Among the entries below, find the lines with "Ficheiros" and copy them.
== RECORDS TO PROCESS ==
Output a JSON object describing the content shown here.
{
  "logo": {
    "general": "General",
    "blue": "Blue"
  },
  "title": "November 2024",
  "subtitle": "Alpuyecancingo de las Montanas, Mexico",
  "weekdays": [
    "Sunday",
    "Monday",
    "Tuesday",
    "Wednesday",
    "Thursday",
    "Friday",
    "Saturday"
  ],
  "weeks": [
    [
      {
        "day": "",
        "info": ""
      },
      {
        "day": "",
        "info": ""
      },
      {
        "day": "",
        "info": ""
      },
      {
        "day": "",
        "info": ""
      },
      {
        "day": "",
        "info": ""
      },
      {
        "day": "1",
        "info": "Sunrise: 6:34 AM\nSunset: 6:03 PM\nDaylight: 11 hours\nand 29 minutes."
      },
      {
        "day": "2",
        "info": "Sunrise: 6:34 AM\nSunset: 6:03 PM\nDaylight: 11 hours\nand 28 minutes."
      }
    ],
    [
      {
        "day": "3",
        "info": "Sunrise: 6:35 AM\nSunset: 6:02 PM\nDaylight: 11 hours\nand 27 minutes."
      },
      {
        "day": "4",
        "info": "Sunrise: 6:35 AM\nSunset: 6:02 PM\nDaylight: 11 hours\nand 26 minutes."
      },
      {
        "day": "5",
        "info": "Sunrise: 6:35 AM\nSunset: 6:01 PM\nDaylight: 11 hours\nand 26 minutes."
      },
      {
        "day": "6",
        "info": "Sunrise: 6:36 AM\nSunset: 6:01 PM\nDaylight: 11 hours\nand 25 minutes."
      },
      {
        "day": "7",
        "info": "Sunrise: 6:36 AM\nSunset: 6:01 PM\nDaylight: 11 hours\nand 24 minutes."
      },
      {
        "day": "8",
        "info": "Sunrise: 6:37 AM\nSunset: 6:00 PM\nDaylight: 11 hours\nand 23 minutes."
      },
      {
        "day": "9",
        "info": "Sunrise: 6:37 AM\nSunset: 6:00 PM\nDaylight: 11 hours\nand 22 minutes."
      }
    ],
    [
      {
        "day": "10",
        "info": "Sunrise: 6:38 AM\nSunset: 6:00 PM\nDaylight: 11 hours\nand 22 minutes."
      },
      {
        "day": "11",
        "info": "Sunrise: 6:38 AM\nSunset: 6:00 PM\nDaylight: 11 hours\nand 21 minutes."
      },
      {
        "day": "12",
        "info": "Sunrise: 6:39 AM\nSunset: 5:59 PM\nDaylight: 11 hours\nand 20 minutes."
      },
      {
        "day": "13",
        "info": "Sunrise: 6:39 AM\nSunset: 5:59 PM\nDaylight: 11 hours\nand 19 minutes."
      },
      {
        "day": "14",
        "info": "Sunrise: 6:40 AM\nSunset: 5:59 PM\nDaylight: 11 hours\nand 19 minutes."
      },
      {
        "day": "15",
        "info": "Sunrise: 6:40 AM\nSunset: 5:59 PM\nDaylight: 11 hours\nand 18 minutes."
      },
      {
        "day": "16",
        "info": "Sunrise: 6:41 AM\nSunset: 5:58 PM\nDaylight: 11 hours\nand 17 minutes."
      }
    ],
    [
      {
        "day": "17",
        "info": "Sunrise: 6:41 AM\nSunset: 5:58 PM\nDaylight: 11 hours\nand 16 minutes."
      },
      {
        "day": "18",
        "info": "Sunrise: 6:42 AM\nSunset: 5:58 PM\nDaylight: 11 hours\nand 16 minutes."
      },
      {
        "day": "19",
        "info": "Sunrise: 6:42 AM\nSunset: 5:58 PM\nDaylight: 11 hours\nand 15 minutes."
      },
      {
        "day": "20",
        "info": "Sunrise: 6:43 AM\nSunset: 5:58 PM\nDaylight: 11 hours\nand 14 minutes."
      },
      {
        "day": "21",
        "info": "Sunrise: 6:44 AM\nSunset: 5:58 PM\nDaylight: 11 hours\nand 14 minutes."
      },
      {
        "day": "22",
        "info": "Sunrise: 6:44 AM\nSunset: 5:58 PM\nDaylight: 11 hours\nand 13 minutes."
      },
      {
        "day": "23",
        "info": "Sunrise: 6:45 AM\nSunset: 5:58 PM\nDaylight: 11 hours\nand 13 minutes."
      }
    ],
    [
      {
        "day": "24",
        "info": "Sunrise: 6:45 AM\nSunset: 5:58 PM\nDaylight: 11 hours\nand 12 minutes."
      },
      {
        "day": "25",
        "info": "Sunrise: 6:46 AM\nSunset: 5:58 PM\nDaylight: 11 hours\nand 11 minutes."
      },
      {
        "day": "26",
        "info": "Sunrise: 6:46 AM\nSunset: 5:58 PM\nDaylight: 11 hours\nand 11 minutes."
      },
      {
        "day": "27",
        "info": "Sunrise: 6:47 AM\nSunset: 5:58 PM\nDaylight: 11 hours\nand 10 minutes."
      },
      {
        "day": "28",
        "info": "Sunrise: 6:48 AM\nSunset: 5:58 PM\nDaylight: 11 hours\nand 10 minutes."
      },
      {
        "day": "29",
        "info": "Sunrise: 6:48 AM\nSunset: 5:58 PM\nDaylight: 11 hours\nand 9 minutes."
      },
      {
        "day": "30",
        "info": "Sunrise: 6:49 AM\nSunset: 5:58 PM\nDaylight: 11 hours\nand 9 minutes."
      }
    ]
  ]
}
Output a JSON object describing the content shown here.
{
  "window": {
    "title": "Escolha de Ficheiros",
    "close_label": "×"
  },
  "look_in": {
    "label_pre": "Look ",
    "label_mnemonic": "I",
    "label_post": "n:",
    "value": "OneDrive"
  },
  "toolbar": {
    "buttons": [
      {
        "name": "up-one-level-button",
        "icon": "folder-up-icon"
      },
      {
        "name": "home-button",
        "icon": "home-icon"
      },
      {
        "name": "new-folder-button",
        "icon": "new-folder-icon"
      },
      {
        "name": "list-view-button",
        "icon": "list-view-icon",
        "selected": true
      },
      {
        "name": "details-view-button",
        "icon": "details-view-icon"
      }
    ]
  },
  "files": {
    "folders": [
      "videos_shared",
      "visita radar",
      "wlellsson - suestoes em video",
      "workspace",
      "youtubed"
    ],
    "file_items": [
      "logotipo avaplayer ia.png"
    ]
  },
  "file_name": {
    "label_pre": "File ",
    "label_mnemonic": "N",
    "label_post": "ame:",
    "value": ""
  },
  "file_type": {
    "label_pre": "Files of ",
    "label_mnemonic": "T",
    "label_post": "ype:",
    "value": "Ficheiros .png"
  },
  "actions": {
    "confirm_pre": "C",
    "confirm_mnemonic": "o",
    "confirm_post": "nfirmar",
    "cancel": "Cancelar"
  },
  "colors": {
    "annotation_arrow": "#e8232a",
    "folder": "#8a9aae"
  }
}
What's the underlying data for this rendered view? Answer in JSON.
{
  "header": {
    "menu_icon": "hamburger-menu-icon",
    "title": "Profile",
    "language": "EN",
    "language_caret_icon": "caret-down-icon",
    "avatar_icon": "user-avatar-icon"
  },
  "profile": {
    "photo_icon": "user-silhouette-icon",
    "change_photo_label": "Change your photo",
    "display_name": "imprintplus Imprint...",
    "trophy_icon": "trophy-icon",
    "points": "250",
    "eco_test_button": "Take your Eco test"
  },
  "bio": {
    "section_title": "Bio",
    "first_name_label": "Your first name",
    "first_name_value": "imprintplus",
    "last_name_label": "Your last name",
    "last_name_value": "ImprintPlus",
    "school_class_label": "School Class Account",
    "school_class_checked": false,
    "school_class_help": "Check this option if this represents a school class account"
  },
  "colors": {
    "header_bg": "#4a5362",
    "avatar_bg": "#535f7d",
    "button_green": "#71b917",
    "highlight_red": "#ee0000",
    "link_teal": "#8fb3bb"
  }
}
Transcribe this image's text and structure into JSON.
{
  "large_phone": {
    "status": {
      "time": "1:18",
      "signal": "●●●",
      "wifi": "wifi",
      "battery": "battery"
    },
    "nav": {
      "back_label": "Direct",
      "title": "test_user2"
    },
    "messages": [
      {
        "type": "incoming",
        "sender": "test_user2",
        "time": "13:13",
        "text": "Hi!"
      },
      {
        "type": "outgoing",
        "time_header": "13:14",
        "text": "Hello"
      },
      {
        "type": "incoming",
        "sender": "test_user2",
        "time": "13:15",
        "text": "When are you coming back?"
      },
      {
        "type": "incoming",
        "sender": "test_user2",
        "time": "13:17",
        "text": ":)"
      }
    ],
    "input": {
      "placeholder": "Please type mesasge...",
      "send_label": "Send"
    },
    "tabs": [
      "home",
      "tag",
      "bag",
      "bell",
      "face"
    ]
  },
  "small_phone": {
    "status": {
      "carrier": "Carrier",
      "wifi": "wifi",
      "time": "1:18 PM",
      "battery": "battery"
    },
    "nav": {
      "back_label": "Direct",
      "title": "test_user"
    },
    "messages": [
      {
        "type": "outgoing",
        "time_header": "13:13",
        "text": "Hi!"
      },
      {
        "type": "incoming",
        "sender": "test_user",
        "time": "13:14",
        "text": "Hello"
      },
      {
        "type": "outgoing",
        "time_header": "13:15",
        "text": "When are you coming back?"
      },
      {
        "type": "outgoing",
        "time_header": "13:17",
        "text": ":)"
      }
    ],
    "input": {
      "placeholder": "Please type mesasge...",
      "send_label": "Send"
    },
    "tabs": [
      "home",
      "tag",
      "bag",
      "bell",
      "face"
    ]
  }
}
===
**COMPLETE OUTPUT**
    "title": "Escolha de Ficheiros",
    "value": "Ficheiros .png"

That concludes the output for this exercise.